AIM »
Each line that includes the string "plain" counts once; give the total and nothing else.

MATERIALS PROVIDED »
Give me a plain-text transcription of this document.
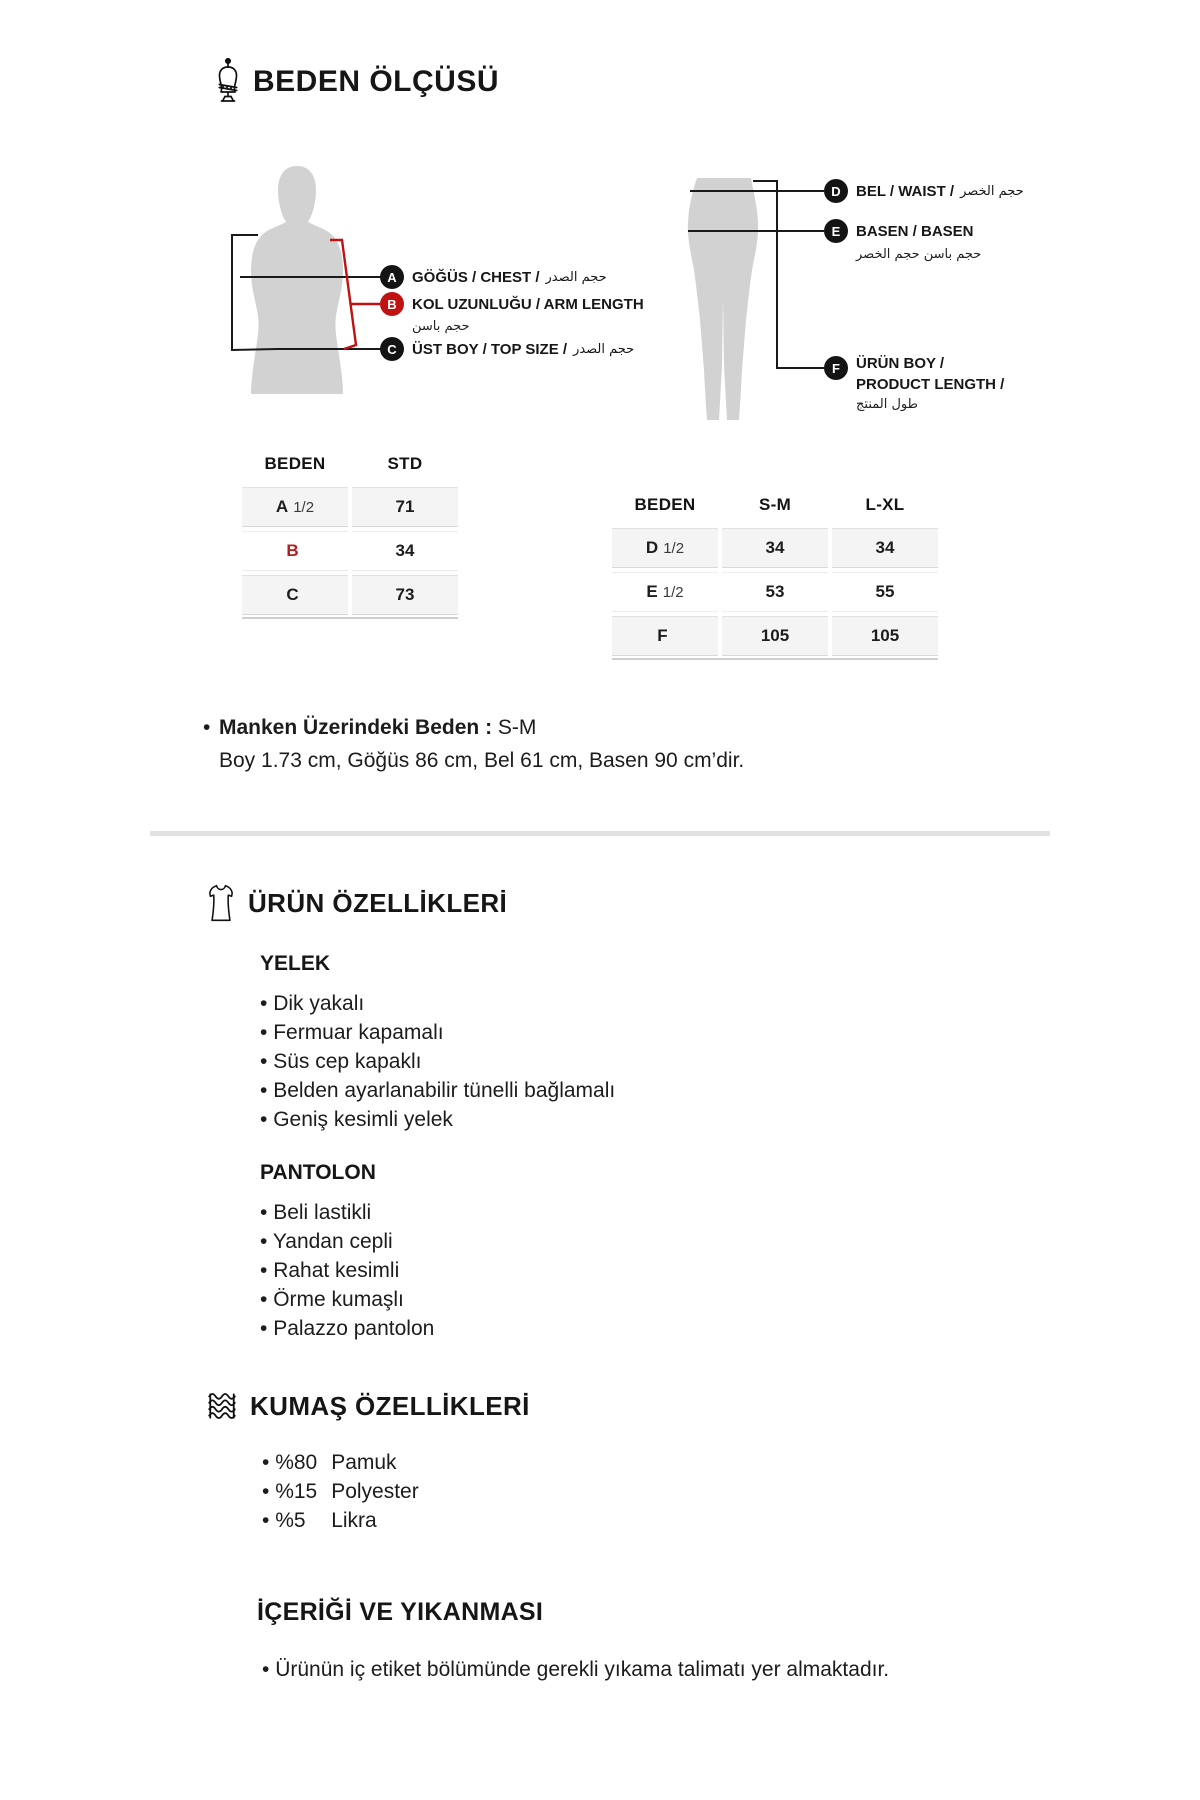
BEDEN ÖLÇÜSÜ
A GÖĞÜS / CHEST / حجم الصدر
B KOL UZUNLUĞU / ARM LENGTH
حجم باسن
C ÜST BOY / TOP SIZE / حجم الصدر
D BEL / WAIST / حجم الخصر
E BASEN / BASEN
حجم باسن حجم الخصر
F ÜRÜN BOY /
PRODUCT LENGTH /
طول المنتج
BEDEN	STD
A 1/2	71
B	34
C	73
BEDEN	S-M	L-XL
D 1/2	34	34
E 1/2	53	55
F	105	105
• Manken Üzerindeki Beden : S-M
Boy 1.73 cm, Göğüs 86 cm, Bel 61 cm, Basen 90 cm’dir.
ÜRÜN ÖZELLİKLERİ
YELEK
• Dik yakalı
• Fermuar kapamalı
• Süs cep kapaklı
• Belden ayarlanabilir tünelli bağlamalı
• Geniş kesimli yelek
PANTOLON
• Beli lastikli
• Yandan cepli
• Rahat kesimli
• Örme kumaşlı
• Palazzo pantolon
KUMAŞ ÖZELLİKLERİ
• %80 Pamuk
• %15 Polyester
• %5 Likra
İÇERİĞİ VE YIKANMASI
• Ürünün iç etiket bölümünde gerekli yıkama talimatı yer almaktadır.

==

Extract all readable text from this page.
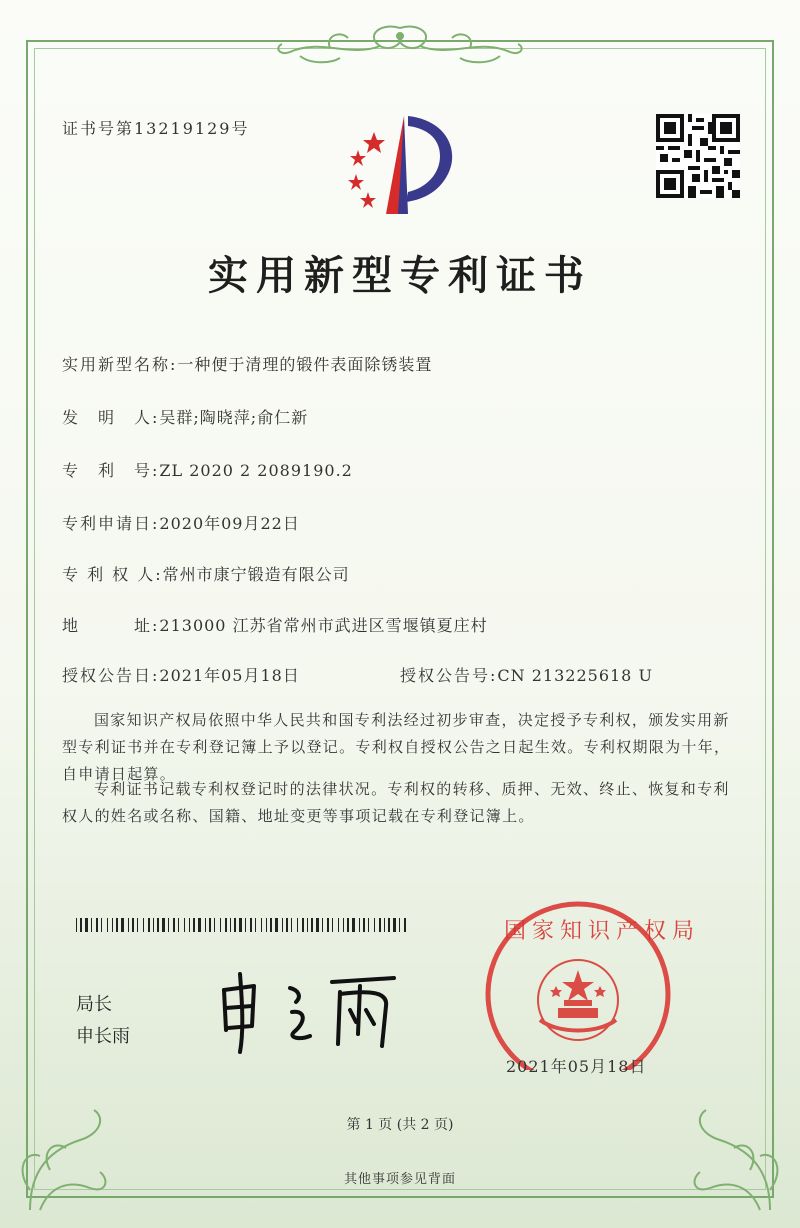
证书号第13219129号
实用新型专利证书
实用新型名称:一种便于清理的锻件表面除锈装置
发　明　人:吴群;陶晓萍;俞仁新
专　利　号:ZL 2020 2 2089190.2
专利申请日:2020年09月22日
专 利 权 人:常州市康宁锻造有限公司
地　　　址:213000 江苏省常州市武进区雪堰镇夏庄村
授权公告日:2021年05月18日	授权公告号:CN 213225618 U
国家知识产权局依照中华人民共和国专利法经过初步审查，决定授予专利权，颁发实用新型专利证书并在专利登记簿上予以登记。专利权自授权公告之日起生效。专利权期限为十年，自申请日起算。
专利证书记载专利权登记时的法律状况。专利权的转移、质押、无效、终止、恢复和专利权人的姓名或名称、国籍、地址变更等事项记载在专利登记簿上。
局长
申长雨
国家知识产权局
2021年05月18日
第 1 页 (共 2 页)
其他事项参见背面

==

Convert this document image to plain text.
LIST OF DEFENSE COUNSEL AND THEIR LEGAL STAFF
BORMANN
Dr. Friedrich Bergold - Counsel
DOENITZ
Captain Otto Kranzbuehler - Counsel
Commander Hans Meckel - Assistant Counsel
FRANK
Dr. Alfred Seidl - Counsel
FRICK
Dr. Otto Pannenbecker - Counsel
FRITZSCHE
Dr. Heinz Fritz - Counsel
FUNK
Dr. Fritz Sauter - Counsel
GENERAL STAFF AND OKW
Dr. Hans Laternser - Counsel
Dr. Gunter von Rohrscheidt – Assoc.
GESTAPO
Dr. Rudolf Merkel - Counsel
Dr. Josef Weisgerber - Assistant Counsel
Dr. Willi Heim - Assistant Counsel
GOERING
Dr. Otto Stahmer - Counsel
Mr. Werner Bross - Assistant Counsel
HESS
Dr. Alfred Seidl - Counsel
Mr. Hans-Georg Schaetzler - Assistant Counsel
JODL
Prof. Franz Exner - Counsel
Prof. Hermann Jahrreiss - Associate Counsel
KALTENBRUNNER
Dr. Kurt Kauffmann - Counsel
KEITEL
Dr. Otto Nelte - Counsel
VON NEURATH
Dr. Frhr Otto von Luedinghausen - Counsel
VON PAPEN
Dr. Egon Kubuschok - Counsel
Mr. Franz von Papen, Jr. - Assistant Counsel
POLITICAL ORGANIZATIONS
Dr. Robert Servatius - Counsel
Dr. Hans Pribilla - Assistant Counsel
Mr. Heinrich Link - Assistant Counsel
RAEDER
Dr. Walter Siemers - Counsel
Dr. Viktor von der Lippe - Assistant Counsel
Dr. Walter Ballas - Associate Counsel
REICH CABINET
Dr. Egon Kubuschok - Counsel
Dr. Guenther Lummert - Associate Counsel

RESULT FOR THIS EXERCISE »
2